▸ EXCERPT PROVIDED:
· · · ·
Lesson 5: Angular momentum and torque

# Angular momentum of an extended object

In this video David derives and shows how to use the formula for the angular momentum of an extended object. Created by David SantoPietro.

## Want to join the conversation?

• Angular momentum of a rod rotating about one end: David did not complete the calculation for momentum because he didn't explain how m(rsqr'd) became 1/3m(rsqr'd). Was he trying to avoid the use of integrals? • Short Answer - Yes he was trying to avoid the use of integrals and you can choose to just trust him or...

Long Answer - I answered a similar question to this on another Moments, Torque and Angular Momentum Video

We know that the total moment of inertia for a set of point masses is the sum of each of their masses multiplied by the square of their corresponding distance from the pivot point.
Total Moment of Inertia = Σmr²
We can consider a rod of uniform density as an infinite number of infinitesimally small point masses and thus find a similar sum to the one above. We can represent this as a definite integral. If we take the moment of inertia to be from the end of a rod of length L and total mass M we can calculate this moment of inertia.
Total Moment of Inertia = (From 0 to M)∫ r² dm
This effectively takes the sum of an infinite number of point masses in the rod multiplied by the square of their distances from the pivot point. However we can't integrate r² with respect to m. We can use the formula
m = (r/L)M
r/L represents the ratio of the current distance from the pivot point to the total length of the rod. We can multiply this by the total mass of the rod M to give us the total mass of the rod up to the distance r away from the pivot. This formula only works because we assume that the rod is of a uniform density.
m=(r/L)M = (M/L)r Now we can differentiate this equation with respect to r
dm/dr = M/L
Total Moment of Inertia = (From 0 to M)∫ r² dm
Now using the substitution dm = (M/L)dr and changing the limits of our integral accordingly our Total Moment of Inertia becomes
(From 0 to L)∫ (M/L)r² dr = [(M/L)(1/3)r³] (From 0 to L) = (M/L)(1/3)(L)³ - (M/L)(1/3)(0)³ therefore
Total Moment of Inertia = (1/3)ML² I hope that explains it and I didn't over complicate things!
• At ,
when the units were multiplied ,where did the radian go.
· · · ·
Rows from a layout dataset

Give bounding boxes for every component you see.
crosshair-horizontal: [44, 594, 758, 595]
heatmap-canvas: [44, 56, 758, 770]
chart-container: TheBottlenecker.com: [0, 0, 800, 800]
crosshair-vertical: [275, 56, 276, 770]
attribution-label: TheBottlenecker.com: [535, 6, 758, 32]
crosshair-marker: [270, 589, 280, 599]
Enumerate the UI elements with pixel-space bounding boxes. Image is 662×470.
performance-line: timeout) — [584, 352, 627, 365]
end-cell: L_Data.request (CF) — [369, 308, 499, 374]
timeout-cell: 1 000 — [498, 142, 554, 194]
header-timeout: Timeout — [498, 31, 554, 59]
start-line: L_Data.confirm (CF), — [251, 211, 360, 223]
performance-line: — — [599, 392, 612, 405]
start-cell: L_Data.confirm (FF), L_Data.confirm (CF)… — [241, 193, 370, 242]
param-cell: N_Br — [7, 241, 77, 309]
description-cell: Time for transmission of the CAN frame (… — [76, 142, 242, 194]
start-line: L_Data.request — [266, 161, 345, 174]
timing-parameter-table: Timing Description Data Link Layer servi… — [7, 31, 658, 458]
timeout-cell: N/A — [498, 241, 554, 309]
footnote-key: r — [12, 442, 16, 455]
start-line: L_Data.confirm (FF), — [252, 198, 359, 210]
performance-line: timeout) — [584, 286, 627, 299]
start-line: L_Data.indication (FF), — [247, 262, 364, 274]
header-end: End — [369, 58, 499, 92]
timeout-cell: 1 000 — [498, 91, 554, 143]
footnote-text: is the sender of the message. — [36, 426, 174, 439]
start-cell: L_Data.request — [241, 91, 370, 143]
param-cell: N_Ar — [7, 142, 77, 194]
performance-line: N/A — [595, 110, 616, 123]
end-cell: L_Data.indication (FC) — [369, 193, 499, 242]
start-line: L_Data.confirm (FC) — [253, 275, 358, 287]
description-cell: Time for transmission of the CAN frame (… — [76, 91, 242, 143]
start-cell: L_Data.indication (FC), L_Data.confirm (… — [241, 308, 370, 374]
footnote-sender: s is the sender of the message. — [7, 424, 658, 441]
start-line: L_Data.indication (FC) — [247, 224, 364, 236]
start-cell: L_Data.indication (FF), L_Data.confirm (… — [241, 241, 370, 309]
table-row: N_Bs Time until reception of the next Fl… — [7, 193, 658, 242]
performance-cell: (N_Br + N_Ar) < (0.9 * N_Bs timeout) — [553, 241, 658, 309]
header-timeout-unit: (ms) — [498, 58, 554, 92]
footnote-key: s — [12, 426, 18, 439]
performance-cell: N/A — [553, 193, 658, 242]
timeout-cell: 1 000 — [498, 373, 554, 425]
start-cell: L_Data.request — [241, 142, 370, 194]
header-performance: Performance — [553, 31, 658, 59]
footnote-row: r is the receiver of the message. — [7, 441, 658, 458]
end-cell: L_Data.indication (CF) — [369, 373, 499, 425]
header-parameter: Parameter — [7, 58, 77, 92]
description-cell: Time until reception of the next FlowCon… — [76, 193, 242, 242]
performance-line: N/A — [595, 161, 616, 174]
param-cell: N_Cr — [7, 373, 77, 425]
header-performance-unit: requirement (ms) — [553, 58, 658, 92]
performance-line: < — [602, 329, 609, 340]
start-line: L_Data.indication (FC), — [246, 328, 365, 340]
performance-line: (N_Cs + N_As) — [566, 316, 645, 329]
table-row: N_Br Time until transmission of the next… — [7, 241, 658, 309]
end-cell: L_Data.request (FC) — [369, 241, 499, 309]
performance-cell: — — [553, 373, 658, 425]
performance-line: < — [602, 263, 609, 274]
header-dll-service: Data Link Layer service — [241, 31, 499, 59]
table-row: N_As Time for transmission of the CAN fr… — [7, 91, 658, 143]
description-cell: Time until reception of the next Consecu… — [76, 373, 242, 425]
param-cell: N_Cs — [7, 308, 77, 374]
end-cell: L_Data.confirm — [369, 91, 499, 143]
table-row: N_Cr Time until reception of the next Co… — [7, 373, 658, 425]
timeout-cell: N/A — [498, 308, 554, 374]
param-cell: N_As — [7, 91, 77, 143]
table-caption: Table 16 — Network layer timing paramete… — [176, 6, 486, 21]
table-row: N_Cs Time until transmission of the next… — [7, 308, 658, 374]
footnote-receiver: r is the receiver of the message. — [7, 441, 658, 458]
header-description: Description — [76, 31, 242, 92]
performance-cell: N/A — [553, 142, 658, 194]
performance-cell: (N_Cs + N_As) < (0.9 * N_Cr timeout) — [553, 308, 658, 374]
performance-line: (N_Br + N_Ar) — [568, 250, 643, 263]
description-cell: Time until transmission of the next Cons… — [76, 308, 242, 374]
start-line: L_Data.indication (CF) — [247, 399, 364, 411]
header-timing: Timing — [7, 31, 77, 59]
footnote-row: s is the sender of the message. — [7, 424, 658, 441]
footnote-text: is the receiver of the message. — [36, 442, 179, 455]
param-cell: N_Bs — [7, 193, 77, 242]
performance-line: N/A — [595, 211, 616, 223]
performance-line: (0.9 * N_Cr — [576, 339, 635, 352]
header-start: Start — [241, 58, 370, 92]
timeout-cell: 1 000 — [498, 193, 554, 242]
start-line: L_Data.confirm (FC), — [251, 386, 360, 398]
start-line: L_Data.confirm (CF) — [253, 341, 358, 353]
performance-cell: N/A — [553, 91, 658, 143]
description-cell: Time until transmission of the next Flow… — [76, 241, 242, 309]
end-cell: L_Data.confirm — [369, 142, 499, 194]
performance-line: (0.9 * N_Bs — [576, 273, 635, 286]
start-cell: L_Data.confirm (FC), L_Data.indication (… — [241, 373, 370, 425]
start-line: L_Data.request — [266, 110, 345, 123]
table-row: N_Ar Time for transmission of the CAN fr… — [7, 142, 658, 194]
· · · ·
▸ AIM:
Answer these from the angular momentum text:
1. Who created the video?
2. What assumption about the rod makes the formula "m = (r/L)M" work?
3. What total moment of inertia does the derivation reach?

▸ WRITTEN ANSWER:
1. David SantoPietro
2. The rod is of uniform density.
3. (1/3)ML²